• Selected excerpt:
▬▬▬▬▬▬

Wednesday, October 5, 2011

Management Goal Setting: From SMART to WISE

As a leader, you’re used to setting goals. But are the goals you’re setting really as powerful as they could be? Goals help us to cut through the clutter of a crowded mind and keep our thoughts on the things that matter most. They help us focus. To be effective, you can’t just set random goals the way many people do- long lists of wishes that pop up at random and eventually fall away.


In the business world, we’ve been trained to set SMART goals: specific, measurable, action-oriented, realistic and time-bound. “SMART” goals have helped many people move from vague unattainable goals to clear, specific action.

The problem with SMART thinking is that it has a tendency to limit instead of inspire. SMART goals can work against you if:

• You neglect to write them and keep them fresh.
• They’re isolated from other important parts of your life.
• They conflict or compete.
• They lack spirit and conviction.

To avoid these pitfalls, make sure your goals are both SMART and WISE. WISE goals are written, integrated, synergistic and expansive. Using these criteria to improve your goals will transform them into a more powerful approach.

Written
Writing your goals is a critical step- and one many people miss. Writing forces you to be clear in your thinking. It allows you to look at your plans with objectivity. It instills commitment and puts your thoughts in a durable form you can revisit again and again.

Integrated
Integrating your ideas means bringing them together in the same place so you can look at them all at once. Allow your personal and professional lives to intermingle. It’s okay if right under “increase profit share” you have “get more rest”. They both improve your quality of life. They both contribute to your definition of success.

▬▬▬▬▬▬

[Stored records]
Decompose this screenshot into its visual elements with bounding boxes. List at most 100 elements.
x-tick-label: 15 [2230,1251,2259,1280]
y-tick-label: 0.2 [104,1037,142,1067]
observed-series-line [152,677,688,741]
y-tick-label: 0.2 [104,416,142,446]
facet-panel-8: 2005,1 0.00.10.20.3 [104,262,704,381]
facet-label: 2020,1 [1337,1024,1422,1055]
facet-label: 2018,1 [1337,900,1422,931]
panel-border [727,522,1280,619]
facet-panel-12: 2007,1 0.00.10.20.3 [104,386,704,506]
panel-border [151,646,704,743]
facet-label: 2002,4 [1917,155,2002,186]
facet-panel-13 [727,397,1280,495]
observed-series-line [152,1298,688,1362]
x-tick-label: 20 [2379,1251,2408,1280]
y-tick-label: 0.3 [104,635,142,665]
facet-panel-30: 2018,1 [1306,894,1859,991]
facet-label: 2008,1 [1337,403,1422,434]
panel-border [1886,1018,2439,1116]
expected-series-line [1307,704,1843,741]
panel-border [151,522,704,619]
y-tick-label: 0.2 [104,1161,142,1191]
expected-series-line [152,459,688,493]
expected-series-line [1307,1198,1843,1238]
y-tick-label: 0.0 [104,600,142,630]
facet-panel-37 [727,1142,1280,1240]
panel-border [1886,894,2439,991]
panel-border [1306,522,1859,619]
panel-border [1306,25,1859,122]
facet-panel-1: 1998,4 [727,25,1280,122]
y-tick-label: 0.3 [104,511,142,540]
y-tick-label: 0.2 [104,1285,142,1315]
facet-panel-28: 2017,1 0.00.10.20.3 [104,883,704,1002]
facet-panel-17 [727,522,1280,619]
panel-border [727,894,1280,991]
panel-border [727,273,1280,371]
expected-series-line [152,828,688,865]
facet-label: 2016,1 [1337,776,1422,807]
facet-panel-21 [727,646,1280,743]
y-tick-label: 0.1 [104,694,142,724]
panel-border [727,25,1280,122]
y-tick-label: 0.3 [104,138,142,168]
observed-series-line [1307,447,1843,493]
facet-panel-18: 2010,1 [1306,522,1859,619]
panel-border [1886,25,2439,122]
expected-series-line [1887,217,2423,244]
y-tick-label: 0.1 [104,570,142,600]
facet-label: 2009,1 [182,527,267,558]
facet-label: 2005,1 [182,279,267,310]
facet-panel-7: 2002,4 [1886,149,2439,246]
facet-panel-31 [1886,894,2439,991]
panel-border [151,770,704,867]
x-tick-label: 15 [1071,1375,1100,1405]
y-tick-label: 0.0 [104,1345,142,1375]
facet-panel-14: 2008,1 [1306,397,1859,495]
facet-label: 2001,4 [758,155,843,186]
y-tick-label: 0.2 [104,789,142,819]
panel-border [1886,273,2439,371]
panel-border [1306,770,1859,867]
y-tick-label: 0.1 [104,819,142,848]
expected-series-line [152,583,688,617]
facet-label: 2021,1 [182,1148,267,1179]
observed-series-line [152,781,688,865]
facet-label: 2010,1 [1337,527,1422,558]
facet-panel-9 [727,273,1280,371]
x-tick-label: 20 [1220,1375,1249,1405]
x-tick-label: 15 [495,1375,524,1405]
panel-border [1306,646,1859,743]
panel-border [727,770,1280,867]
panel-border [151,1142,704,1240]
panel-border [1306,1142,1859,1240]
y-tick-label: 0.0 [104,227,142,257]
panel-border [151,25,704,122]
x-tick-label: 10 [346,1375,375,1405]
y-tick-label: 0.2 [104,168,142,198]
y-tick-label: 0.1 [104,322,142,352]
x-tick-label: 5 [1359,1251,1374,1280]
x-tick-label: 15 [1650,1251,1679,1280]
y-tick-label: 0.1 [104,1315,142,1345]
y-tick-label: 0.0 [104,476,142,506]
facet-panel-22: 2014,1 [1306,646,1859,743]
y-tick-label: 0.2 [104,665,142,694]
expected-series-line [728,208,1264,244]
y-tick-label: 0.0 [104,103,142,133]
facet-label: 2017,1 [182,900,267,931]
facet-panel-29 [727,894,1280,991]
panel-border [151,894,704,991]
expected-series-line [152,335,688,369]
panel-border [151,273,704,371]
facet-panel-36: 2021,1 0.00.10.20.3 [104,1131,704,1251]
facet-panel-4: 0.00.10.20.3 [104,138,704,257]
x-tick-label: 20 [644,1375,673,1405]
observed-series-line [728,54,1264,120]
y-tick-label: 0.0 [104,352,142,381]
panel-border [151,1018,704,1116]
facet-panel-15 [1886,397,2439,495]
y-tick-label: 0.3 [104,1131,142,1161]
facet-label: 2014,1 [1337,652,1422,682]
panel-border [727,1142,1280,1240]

▬▬▬▬▬▬

• What you will do:
• a. What problem does the goal-setting post identify with SMART thinking?
• b. List every condition the goal-setting post gives under which SMART goals can work against you.
The rows are separate material, unrelated to the goal-setting post.

• Answers to the problems:
• a. It tends to limit instead of inspire.

• b.
- You neglect to write them and keep them fresh.
- They're isolated from other important parts of your life.
- They conflict or compete.
- They lack spirit and conviction.